-- TASK DETAILS --
Copy the records from their first line to the line with "text-line: hand to", including both ends.

-- EXTRACTED INFORMATION --
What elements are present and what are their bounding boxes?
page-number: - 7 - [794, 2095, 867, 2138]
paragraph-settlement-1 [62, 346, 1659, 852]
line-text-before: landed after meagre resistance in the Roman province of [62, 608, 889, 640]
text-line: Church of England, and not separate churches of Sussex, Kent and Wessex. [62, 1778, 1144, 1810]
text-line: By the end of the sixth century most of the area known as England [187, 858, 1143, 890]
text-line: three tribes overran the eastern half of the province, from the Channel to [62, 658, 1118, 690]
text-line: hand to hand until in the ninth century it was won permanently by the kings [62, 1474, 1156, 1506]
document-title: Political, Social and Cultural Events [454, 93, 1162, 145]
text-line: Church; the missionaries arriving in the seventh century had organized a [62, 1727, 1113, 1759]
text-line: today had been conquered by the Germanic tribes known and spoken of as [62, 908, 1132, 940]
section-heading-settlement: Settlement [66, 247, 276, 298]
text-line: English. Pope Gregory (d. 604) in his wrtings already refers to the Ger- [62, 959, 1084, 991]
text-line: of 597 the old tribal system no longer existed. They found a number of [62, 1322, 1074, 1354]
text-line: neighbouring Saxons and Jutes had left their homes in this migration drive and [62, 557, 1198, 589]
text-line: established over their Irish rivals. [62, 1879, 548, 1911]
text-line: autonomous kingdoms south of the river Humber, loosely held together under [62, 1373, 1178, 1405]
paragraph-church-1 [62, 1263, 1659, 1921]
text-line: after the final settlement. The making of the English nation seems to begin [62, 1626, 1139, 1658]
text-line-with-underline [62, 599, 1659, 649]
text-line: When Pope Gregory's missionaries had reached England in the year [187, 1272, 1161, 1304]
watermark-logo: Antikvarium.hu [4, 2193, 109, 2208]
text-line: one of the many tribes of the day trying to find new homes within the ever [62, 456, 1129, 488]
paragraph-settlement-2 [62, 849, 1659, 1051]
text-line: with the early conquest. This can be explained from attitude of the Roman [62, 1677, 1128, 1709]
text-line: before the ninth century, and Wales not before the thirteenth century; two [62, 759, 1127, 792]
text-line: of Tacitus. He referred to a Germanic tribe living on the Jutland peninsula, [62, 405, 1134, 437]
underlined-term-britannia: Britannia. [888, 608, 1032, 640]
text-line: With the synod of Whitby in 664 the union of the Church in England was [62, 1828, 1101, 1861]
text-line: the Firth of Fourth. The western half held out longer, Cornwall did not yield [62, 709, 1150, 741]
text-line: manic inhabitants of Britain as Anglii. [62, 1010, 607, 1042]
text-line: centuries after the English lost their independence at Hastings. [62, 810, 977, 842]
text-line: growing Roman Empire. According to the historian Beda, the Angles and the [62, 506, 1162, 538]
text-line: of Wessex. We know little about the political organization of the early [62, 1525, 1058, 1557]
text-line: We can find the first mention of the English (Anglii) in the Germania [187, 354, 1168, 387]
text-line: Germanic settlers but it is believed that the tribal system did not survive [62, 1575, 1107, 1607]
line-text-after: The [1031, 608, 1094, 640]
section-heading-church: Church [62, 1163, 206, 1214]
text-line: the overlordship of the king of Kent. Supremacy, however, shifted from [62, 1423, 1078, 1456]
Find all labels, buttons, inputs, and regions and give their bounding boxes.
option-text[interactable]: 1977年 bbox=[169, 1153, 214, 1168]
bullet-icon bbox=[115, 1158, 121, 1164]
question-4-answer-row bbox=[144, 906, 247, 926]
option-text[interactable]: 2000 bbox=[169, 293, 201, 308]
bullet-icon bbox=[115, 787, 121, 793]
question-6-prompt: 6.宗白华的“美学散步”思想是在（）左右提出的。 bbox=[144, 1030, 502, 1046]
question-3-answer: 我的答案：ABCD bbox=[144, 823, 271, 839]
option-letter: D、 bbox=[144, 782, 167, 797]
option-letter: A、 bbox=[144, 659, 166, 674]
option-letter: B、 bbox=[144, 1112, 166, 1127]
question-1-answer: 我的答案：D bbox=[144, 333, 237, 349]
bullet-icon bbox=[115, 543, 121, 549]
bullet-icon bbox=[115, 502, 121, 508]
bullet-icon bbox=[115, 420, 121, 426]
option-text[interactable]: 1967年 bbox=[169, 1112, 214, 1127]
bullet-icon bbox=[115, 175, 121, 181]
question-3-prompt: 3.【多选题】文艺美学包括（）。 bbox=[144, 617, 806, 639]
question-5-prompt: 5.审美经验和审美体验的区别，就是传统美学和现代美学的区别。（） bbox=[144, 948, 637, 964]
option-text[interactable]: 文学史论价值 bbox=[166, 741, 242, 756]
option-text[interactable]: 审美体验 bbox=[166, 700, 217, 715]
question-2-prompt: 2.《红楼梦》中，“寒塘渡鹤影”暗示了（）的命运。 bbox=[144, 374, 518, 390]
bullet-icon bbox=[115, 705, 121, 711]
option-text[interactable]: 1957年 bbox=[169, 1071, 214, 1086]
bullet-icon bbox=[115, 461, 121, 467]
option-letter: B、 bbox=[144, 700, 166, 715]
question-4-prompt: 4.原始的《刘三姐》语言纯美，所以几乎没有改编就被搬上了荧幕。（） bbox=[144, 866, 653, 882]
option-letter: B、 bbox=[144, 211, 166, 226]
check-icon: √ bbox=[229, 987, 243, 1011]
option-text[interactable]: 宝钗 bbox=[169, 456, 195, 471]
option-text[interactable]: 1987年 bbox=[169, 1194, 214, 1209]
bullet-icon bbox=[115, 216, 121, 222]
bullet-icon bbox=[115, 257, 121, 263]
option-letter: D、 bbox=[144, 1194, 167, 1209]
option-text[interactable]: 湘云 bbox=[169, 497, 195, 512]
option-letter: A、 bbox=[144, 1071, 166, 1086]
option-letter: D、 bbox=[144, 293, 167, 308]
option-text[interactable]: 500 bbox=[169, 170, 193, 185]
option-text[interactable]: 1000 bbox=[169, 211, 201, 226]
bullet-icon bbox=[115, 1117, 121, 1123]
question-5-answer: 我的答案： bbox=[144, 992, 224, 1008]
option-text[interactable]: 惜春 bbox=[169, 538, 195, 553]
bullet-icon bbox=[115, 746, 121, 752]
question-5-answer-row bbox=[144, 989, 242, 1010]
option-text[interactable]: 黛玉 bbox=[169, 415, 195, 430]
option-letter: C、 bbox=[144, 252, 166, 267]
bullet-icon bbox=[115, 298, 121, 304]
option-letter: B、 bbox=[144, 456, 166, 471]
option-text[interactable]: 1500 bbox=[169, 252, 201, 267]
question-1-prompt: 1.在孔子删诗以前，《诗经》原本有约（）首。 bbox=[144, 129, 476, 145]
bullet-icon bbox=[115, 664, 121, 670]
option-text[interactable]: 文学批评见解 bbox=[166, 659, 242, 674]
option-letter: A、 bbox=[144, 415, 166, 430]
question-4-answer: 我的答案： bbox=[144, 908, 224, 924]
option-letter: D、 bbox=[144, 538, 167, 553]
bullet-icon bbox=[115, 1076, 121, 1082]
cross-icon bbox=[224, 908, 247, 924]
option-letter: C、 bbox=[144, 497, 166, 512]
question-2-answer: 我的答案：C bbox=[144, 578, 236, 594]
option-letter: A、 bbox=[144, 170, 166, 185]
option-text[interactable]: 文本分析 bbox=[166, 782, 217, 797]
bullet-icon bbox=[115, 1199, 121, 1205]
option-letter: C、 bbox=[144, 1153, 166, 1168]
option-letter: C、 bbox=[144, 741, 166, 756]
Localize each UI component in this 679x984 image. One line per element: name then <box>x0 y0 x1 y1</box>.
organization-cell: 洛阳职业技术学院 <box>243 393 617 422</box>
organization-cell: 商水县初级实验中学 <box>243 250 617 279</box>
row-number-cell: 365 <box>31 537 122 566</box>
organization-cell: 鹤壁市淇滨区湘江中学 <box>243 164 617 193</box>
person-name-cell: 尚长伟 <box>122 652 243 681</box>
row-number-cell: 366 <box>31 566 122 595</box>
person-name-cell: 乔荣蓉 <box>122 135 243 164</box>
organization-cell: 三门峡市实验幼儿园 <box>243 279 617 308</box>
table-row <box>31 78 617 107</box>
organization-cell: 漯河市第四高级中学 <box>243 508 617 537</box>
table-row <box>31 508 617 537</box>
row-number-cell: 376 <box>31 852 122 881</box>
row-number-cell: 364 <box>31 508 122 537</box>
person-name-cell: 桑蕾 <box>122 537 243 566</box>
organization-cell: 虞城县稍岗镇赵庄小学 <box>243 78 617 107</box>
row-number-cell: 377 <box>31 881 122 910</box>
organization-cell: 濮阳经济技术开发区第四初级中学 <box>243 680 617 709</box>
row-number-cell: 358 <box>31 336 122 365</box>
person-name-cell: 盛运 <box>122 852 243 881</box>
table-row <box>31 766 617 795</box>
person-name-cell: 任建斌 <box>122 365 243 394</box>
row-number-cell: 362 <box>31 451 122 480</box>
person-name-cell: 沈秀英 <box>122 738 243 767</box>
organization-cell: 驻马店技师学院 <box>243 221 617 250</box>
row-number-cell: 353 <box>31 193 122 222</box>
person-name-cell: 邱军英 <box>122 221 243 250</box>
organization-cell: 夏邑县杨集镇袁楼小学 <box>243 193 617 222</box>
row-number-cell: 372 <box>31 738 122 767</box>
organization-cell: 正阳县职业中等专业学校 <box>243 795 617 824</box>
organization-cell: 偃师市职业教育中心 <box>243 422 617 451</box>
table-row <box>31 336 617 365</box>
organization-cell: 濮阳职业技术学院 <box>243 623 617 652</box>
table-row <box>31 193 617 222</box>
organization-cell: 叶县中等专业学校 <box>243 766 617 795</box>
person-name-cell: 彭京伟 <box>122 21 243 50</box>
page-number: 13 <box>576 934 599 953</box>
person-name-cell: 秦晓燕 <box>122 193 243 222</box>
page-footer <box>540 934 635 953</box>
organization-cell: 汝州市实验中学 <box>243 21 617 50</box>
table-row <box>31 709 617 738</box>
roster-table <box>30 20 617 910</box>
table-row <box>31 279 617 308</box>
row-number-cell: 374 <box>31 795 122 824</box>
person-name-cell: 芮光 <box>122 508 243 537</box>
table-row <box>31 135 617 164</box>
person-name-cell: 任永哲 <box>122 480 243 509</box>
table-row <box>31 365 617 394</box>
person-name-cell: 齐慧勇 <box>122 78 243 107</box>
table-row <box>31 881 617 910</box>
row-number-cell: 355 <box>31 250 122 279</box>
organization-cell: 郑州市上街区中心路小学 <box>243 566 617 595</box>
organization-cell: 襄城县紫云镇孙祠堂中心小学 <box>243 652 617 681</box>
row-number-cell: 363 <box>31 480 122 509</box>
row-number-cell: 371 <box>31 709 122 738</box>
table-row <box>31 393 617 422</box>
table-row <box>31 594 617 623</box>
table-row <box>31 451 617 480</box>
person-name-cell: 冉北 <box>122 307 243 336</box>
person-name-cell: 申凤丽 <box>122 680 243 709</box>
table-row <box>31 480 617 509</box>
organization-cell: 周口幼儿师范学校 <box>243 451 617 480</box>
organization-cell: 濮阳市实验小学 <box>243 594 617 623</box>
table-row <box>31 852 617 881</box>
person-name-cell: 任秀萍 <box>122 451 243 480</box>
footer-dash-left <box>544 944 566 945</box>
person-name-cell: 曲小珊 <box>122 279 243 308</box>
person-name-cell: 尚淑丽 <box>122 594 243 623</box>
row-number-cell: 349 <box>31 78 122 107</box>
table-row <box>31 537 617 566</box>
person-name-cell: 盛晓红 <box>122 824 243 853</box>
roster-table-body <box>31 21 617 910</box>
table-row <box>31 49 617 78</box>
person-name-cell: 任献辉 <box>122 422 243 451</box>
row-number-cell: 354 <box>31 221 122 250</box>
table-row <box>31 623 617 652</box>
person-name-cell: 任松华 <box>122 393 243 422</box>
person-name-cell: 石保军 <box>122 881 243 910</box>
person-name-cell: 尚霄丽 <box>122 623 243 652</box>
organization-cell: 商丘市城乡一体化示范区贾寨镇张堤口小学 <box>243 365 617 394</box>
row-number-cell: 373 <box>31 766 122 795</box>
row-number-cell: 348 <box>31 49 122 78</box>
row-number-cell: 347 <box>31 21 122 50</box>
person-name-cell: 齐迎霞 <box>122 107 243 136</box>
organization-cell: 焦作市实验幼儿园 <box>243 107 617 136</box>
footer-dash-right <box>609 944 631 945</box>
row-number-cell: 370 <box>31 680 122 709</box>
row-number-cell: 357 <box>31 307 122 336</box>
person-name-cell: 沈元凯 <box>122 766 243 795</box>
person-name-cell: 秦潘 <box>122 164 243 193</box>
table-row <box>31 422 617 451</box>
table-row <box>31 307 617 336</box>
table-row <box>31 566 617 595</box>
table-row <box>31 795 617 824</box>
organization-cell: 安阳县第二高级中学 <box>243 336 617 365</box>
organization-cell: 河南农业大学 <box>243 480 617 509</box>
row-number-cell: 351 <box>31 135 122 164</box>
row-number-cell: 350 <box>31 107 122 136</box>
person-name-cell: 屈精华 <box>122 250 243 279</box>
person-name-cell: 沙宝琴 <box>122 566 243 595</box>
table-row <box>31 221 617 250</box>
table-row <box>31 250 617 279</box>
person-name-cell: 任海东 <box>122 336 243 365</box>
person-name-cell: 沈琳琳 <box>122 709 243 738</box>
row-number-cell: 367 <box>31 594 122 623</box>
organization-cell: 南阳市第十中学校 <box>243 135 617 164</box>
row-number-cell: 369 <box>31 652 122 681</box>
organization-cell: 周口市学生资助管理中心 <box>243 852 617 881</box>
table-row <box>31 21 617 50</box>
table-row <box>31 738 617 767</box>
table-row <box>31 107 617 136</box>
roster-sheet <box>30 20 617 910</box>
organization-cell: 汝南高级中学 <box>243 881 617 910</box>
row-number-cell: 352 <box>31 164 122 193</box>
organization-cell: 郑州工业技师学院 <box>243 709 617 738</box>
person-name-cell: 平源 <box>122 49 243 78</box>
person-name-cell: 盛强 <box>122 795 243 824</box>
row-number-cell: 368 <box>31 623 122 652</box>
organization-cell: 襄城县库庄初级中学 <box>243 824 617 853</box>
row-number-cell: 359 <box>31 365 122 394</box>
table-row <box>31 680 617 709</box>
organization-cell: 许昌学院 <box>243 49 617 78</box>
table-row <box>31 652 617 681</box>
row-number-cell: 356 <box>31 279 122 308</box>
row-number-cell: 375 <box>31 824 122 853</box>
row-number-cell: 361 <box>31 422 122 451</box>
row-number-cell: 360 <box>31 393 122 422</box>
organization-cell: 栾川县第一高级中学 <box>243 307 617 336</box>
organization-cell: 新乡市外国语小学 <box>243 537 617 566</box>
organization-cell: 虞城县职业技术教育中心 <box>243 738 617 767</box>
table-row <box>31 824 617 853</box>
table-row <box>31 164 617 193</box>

-- WRITTEN ANSWER --
What elements are present and what are their bounding boxes?
page-number: - 7 - [794, 2095, 867, 2138]
paragraph-settlement-1 [62, 346, 1659, 852]
line-text-before: landed after meagre resistance in the Roman province of [62, 608, 889, 640]
text-line: Church of England, and not separate churches of Sussex, Kent and Wessex. [62, 1778, 1144, 1810]
text-line: By the end of the sixth century most of the area known as England [187, 858, 1143, 890]
text-line: three tribes overran the eastern half of the province, from the Channel to [62, 658, 1118, 690]
text-line: hand to hand until in the ninth century it was won permanently by the kings [62, 1474, 1156, 1506]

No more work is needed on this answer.